+++ DATA RECORDS

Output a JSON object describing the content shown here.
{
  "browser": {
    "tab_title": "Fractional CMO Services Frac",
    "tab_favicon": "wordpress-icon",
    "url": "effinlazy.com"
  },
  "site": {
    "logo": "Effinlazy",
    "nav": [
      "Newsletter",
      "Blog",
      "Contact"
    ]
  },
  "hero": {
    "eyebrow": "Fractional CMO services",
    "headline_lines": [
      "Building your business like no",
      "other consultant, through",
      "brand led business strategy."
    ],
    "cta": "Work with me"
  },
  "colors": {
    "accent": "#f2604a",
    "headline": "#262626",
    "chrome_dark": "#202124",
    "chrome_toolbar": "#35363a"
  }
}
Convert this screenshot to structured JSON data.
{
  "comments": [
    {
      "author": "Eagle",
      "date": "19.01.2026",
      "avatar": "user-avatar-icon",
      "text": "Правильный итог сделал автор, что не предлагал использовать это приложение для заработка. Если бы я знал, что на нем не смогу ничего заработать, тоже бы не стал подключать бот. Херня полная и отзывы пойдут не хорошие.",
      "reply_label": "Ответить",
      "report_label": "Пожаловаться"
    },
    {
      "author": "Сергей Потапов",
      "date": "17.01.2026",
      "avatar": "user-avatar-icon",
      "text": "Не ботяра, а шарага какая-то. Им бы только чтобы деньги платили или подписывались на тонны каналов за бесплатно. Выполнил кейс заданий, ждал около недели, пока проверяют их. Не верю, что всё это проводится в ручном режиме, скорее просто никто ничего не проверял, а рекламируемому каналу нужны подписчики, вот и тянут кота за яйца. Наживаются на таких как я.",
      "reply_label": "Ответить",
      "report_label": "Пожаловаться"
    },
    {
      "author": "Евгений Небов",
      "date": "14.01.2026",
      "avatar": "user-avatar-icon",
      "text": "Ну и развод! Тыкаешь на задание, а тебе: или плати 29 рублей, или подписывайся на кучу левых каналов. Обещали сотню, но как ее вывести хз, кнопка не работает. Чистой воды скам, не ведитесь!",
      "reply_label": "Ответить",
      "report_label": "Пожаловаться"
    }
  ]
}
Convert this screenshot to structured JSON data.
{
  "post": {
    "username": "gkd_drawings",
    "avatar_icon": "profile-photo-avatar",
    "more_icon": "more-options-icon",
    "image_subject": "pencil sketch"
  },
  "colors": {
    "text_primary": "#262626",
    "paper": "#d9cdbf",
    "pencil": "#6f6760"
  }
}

++++++

◆ AIM ◆
Can you reproduce all the material exactly?

◆ EXERCISE OUTPUT ◆
Output a JSON object describing the content shown here.
{
  "browser": {
    "tab_title": "Fractional CMO Services Frac",
    "tab_favicon": "wordpress-icon",
    "url": "effinlazy.com"
  },
  "site": {
    "logo": "Effinlazy",
    "nav": [
      "Newsletter",
      "Blog",
      "Contact"
    ]
  },
  "hero": {
    "eyebrow": "Fractional CMO services",
    "headline_lines": [
      "Building your business like no",
      "other consultant, through",
      "brand led business strategy."
    ],
    "cta": "Work with me"
  },
  "colors": {
    "accent": "#f2604a",
    "headline": "#262626",
    "chrome_dark": "#202124",
    "chrome_toolbar": "#35363a"
  }
}
Convert this screenshot to structured JSON data.
{
  "comments": [
    {
      "author": "Eagle",
      "date": "19.01.2026",
      "avatar": "user-avatar-icon",
      "text": "Правильный итог сделал автор, что не предлагал использовать это приложение для заработка. Если бы я знал, что на нем не смогу ничего заработать, тоже бы не стал подключать бот. Херня полная и отзывы пойдут не хорошие.",
      "reply_label": "Ответить",
      "report_label": "Пожаловаться"
    },
    {
      "author": "Сергей Потапов",
      "date": "17.01.2026",
      "avatar": "user-avatar-icon",
      "text": "Не ботяра, а шарага какая-то. Им бы только чтобы деньги платили или подписывались на тонны каналов за бесплатно. Выполнил кейс заданий, ждал около недели, пока проверяют их. Не верю, что всё это проводится в ручном режиме, скорее просто никто ничего не проверял, а рекламируемому каналу нужны подписчики, вот и тянут кота за яйца. Наживаются на таких как я.",
      "reply_label": "Ответить",
      "report_label": "Пожаловаться"
    },
    {
      "author": "Евгений Небов",
      "date": "14.01.2026",
      "avatar": "user-avatar-icon",
      "text": "Ну и развод! Тыкаешь на задание, а тебе: или плати 29 рублей, или подписывайся на кучу левых каналов. Обещали сотню, но как ее вывести хз, кнопка не работает. Чистой воды скам, не ведитесь!",
      "reply_label": "Ответить",
      "report_label": "Пожаловаться"
    }
  ]
}
Convert this screenshot to structured JSON data.
{
  "post": {
    "username": "gkd_drawings",
    "avatar_icon": "profile-photo-avatar",
    "more_icon": "more-options-icon",
    "image_subject": "pencil sketch"
  },
  "colors": {
    "text_primary": "#262626",
    "paper": "#d9cdbf",
    "pencil": "#6f6760"
  }
}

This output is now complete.